### Page extract
Changes to the OVER clause

RANGE / ROWS clause

The new ROWS keyword in SQL Server 2012 expression allows us to specify the window frames over which our expressions will be evaluated.

The following ROWS clause, for example, allows us to restrict a calculation to all previous rows in a dataset for the defined partition and the provided ORDER BY clause
ROWS BETWEEN UNBOUNDED PRECEDING AND CURRENT ROW

Note that CURRENT ROW actually means all rows in the current partition that have the same ordering value (as defined by the ORDER BY clause) as the current one.

Self joins are no longer required to calculate running values.

### Questions
1. According to the passage on OVER clause changes, what is no longer required to calculate running values?
2. Go on writing the passage on OVER clause changes, picking up after its final sentence.
The listing plays no part in this work.

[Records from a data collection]
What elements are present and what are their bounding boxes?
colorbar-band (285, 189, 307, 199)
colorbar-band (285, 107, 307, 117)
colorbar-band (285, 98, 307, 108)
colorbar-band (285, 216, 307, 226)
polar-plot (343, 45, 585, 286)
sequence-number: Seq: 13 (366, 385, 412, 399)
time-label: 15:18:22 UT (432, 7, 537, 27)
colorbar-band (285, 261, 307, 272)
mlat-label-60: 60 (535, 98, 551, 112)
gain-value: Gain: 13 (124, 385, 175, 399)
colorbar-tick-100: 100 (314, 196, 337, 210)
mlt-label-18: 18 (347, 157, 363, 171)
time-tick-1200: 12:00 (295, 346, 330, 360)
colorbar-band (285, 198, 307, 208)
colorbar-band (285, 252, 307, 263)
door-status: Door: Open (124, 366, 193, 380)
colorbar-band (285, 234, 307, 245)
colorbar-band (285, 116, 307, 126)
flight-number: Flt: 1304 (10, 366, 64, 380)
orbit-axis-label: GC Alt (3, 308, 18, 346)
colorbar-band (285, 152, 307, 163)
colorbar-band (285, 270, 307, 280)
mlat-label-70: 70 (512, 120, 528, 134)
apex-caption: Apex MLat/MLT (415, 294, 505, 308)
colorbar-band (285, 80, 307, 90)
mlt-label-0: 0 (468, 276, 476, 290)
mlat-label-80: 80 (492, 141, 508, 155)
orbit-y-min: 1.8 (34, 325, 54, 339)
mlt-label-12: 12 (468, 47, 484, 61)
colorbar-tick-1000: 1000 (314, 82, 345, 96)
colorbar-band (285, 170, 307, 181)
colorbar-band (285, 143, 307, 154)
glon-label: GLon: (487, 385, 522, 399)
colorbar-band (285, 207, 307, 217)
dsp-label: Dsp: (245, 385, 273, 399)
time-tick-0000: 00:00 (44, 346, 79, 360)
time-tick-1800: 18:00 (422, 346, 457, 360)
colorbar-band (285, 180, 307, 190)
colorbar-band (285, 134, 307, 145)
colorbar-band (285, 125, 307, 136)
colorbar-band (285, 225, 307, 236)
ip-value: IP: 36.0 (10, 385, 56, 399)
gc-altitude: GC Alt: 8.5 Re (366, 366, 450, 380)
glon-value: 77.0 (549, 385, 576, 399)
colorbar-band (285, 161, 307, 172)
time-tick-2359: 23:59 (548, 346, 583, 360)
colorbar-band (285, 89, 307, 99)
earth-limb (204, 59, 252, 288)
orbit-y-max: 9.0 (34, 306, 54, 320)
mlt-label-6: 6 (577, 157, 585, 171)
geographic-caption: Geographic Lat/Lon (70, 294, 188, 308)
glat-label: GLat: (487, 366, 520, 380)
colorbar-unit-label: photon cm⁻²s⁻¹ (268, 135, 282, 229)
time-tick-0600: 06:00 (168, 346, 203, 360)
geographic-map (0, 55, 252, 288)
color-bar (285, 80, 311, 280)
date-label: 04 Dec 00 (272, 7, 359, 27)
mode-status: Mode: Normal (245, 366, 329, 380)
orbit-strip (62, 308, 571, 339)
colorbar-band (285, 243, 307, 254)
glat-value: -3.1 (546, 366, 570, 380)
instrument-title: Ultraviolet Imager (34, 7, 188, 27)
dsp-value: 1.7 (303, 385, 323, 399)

### Answers to the problems
1. Self joins.

2.
As an example, the following query will return an event history from an event list. I considered a CRM system where cases/incidents/tickets can be created, closed and reopened. The raw event list should be transformed into an event history, displaying for each incident the periods over which it was opened.

WITH EventList AS (
SELECT *
FROM (
VALUES
(1, ‘NEW’, CAST(‘2012-01-04 15:00:00’ AS datetime))
,(1, ‘CLOSE’, CAST(‘2012-01-04 15:37:00’ AS datetime))
,(2, ‘NEW’, CAST(‘2012-01-05 15:00:00’ AS datetime))
,(2, ‘CLOSE’, CAST(‘2012-01-06 15:00:00’ AS datetime))
,(2, ‘REOPEN’, CAST(‘2012-01-07 15:00:00’ AS datetime))
,(2, ‘CLOSE’, CAST(‘2012-01-09 15:00:00’ AS datetime))
,(1, ‘REOPEN’, CAST(‘2012-01-18 15:00:00’ AS datetime))
)
AS DATA(ID, EventCode, EventDate)
)
SELECT
ID
, EventCode
, EventDate As StartDate
, MIN(CASE WHEN EventCode = ‘CLOSE’ THEN EventDate END)
OVER (PARTITION BY ID ORDER BY EventDate ROWS BETWEEN CURRENT ROW AND UNBOUNDED FOLLOWING)
AS EndDate
FROM EventList

Nice and simple.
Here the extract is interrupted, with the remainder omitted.